------ Given data ------

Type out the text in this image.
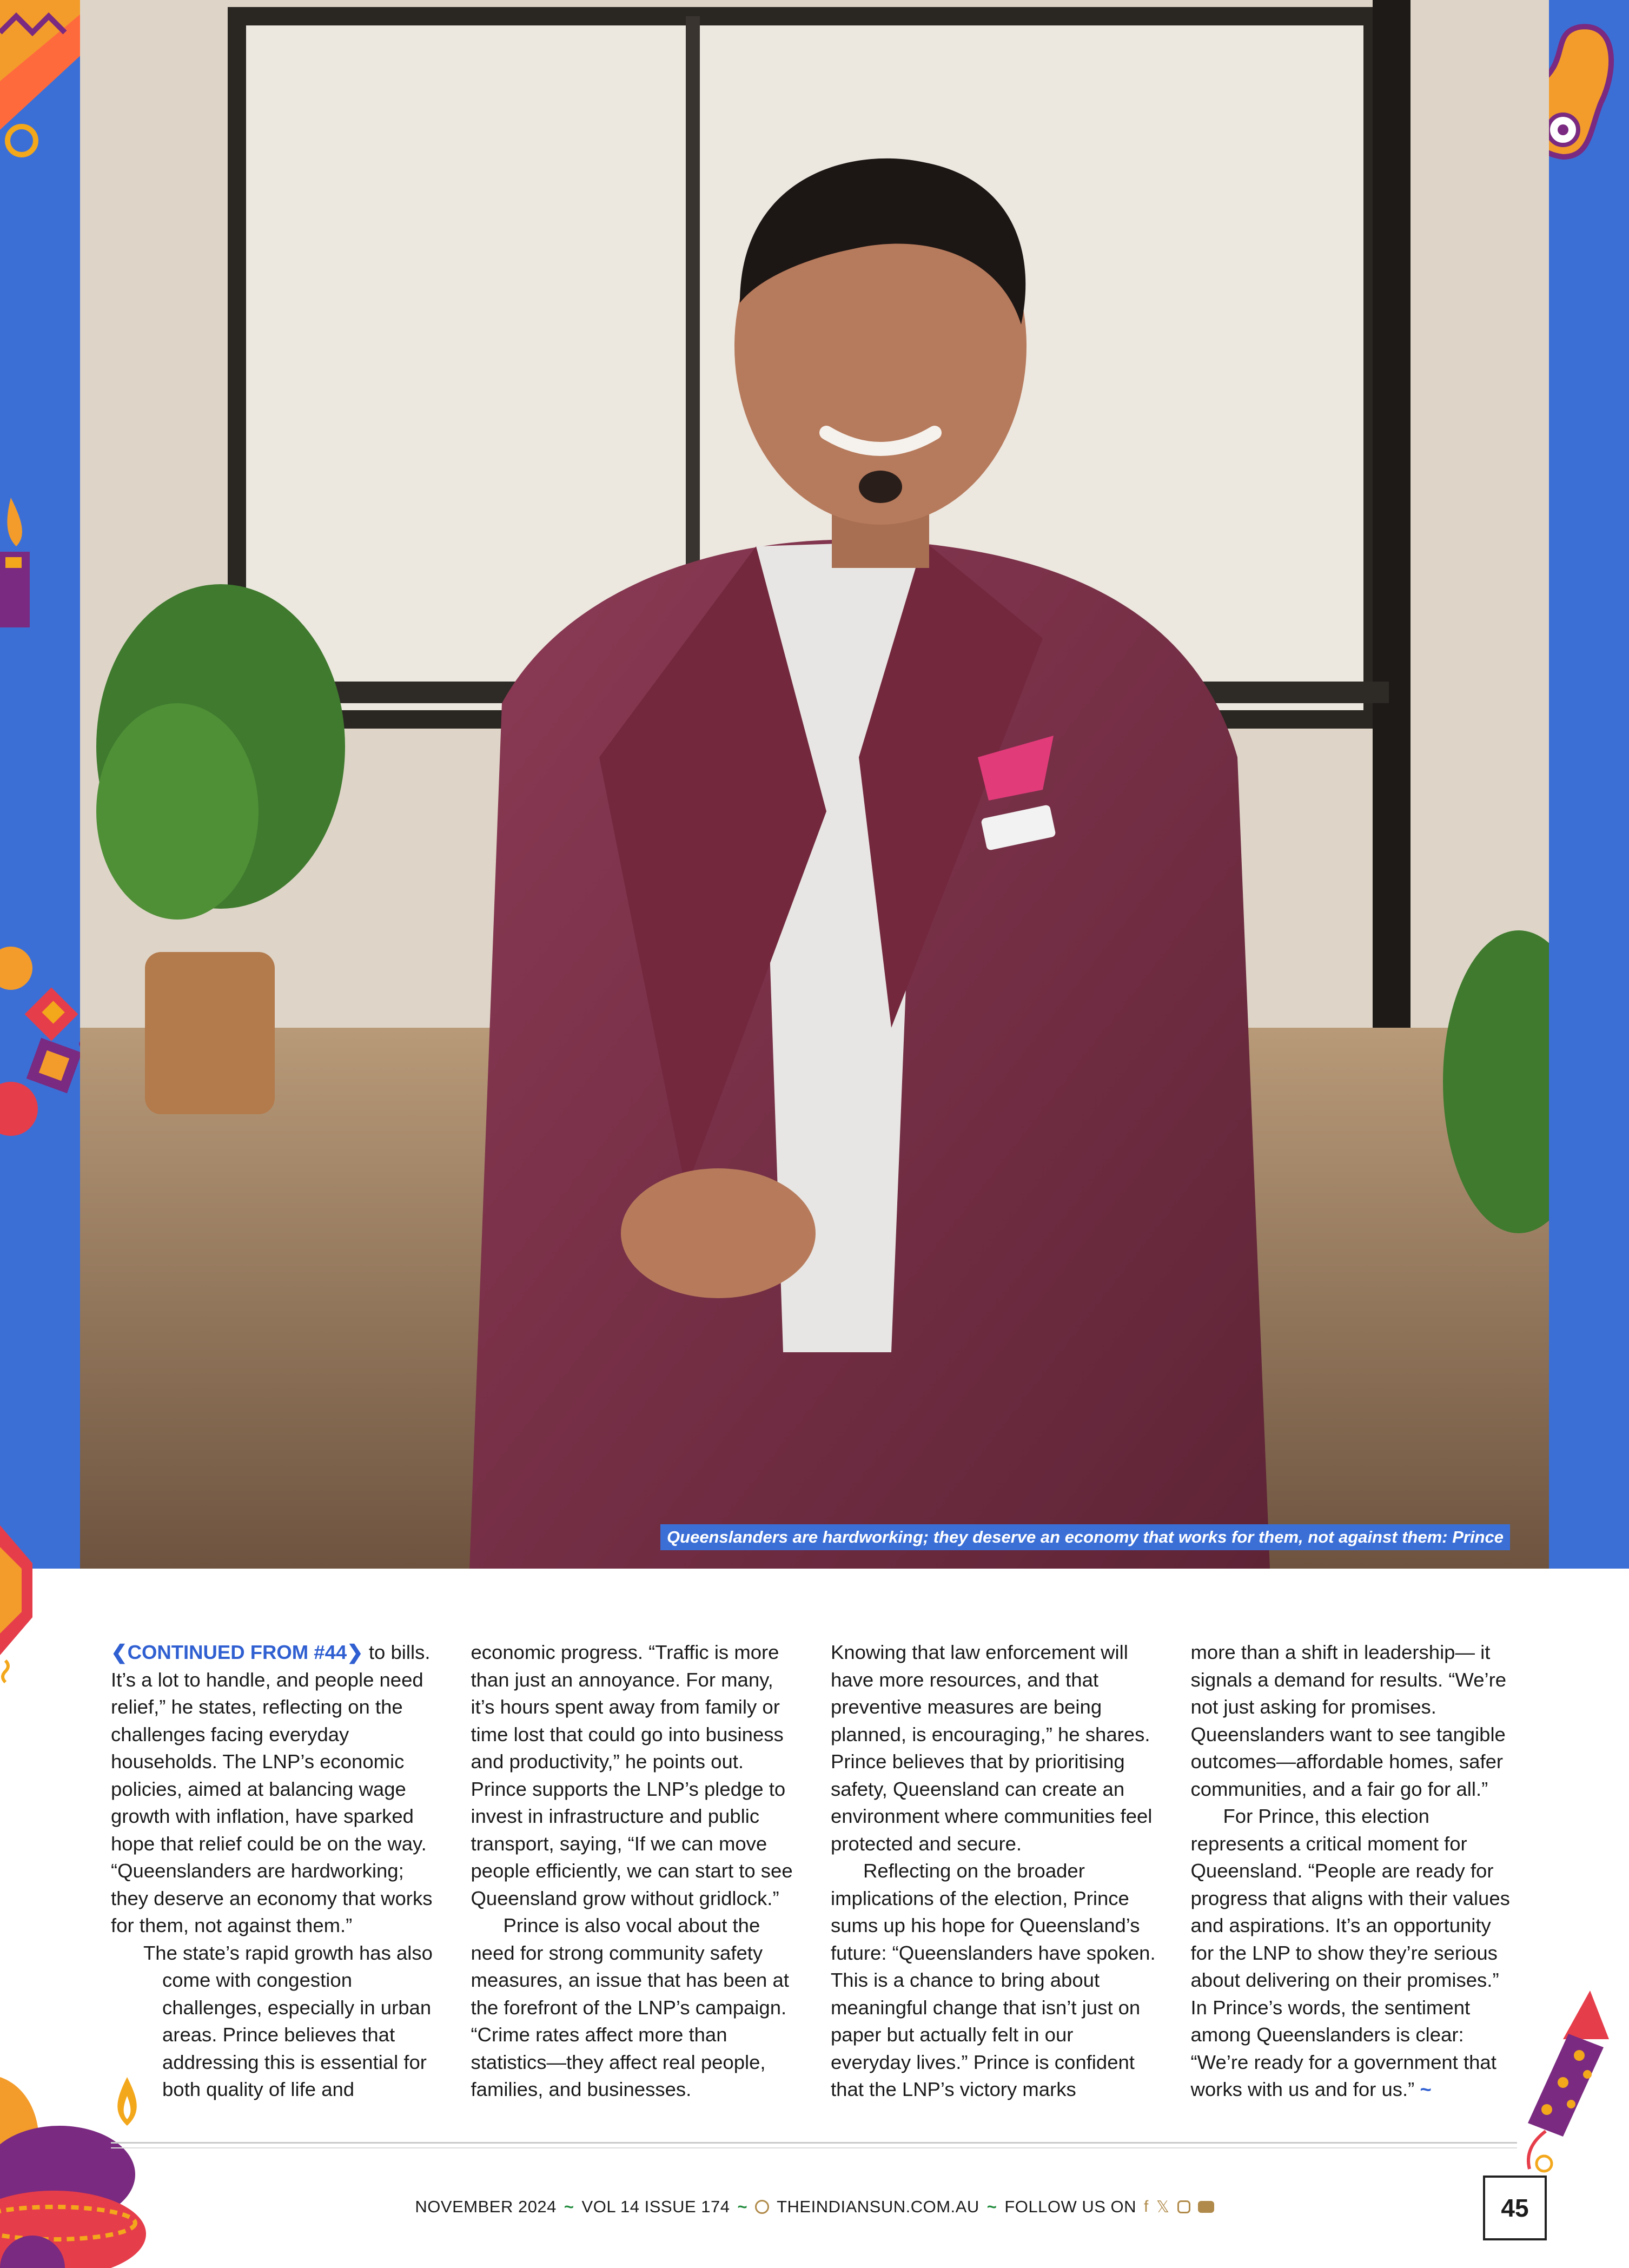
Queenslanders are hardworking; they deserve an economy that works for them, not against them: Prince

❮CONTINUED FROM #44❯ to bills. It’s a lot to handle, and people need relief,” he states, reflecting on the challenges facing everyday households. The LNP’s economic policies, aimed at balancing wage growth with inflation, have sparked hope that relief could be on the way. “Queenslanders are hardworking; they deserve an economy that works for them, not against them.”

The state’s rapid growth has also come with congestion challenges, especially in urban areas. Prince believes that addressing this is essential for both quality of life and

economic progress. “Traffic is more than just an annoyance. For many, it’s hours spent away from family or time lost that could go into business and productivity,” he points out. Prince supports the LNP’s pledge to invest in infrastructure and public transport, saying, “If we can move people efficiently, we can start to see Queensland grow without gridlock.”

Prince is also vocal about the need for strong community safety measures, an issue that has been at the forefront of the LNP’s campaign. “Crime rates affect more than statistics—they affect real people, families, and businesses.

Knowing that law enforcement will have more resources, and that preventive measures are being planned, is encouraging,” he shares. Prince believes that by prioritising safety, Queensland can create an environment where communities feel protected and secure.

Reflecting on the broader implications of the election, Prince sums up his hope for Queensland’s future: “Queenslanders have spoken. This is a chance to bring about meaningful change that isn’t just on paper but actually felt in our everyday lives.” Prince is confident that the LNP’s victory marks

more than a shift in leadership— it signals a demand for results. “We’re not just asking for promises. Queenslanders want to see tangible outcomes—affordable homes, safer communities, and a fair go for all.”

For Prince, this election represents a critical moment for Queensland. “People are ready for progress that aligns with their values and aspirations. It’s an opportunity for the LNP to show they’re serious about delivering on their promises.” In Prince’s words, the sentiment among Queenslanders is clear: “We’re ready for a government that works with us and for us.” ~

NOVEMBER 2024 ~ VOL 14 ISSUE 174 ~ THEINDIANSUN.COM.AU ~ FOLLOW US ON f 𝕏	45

------
------ Given data ------

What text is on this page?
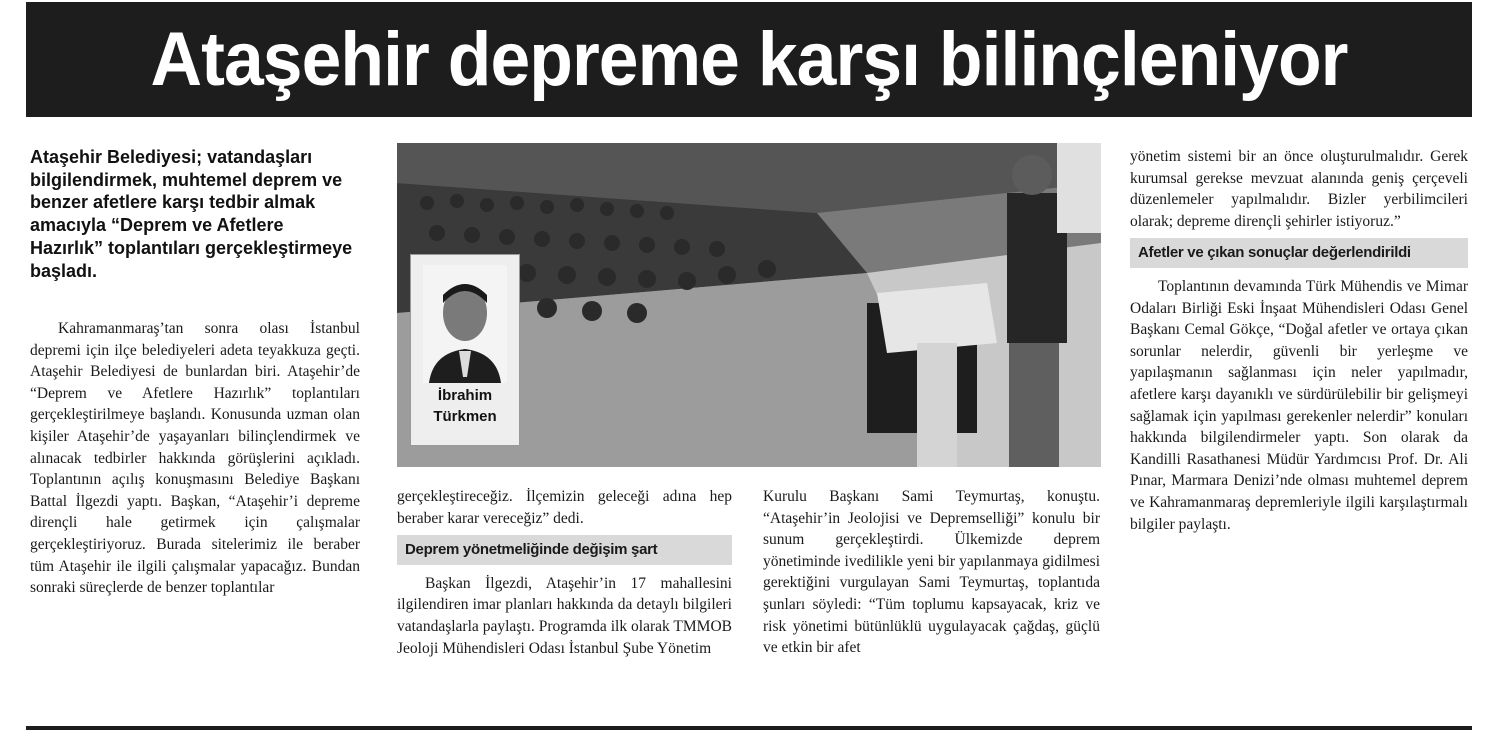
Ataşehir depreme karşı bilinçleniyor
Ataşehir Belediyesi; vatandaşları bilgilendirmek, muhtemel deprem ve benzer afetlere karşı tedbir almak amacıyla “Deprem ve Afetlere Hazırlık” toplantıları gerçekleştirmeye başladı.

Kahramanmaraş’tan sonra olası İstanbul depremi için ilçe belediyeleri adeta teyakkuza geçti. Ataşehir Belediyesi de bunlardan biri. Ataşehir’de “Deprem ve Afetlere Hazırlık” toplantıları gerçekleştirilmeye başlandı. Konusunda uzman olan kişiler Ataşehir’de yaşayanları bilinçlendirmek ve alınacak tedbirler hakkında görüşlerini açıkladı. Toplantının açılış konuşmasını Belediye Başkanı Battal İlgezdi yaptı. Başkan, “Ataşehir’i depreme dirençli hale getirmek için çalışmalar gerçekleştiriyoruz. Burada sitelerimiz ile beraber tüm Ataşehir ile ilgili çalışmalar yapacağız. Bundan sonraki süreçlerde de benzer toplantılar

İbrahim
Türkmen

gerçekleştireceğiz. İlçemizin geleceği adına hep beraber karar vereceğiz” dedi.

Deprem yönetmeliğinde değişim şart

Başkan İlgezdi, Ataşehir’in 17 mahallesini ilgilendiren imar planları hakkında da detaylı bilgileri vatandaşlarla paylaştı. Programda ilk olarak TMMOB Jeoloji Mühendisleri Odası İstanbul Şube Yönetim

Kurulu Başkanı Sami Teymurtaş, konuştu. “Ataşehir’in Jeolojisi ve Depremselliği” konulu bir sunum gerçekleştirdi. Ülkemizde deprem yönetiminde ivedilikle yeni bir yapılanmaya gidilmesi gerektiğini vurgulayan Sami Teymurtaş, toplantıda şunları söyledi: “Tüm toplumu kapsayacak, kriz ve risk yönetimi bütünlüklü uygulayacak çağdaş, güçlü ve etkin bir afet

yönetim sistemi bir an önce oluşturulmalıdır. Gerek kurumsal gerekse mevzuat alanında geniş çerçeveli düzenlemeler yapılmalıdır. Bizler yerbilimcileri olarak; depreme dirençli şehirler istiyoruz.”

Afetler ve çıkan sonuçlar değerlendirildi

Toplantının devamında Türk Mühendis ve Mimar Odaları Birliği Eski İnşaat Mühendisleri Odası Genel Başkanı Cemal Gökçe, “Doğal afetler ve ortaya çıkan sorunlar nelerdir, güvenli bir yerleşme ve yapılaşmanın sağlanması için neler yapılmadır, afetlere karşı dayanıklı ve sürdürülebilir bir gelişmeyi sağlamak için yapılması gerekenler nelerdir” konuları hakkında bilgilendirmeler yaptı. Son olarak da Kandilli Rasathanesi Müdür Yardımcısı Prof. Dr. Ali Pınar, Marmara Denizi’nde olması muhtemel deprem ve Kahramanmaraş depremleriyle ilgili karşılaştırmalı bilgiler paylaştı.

------

Set task:
Every line that holds the string "believes" should be returned.

Solution to the problem:
The state’s rapid growth has also come with congestion challenges, especially in urban areas. Prince believes that addressing this is essential for both quality of life and
Knowing that law enforcement will have more resources, and that preventive measures are being planned, is encouraging,” he shares. Prince believes that by prioritising safety, Queensland can create an environment where communities feel protected and secure.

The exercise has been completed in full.